(A run of records)
** begin **

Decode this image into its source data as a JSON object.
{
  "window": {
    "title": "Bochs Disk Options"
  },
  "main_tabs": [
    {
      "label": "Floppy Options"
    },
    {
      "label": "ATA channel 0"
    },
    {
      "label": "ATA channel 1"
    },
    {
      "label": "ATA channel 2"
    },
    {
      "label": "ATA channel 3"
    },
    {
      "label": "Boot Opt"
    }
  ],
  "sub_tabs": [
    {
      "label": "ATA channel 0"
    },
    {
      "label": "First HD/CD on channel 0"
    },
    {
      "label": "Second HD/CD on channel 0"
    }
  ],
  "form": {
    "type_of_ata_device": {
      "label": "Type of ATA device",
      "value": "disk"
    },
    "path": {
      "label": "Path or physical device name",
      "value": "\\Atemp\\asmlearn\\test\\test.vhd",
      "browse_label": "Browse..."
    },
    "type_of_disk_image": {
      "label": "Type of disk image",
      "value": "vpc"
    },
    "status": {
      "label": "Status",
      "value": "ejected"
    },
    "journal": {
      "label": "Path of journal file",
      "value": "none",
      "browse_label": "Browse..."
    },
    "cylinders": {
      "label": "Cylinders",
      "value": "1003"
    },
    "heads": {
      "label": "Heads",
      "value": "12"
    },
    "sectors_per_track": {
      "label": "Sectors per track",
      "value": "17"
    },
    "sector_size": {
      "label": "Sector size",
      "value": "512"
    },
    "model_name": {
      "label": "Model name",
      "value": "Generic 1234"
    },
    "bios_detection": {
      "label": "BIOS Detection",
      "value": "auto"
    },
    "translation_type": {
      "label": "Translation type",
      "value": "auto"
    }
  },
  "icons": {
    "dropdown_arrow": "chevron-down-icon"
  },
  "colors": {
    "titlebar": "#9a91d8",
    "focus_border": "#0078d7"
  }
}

** end **

DIRECTIONS. Which lines hold the string "value"? Copy all of them from the data above.

FINISHED ANSWER.
      "value": "disk"
      "value": "\\Atemp\\asmlearn\\test\\test.vhd",
      "value": "vpc"
      "value": "ejected"
      "value": "none",
      "value": "1003"
      "value": "12"
      "value": "17"
      "value": "512"
      "value": "Generic 1234"
      "value": "auto"
      "value": "auto"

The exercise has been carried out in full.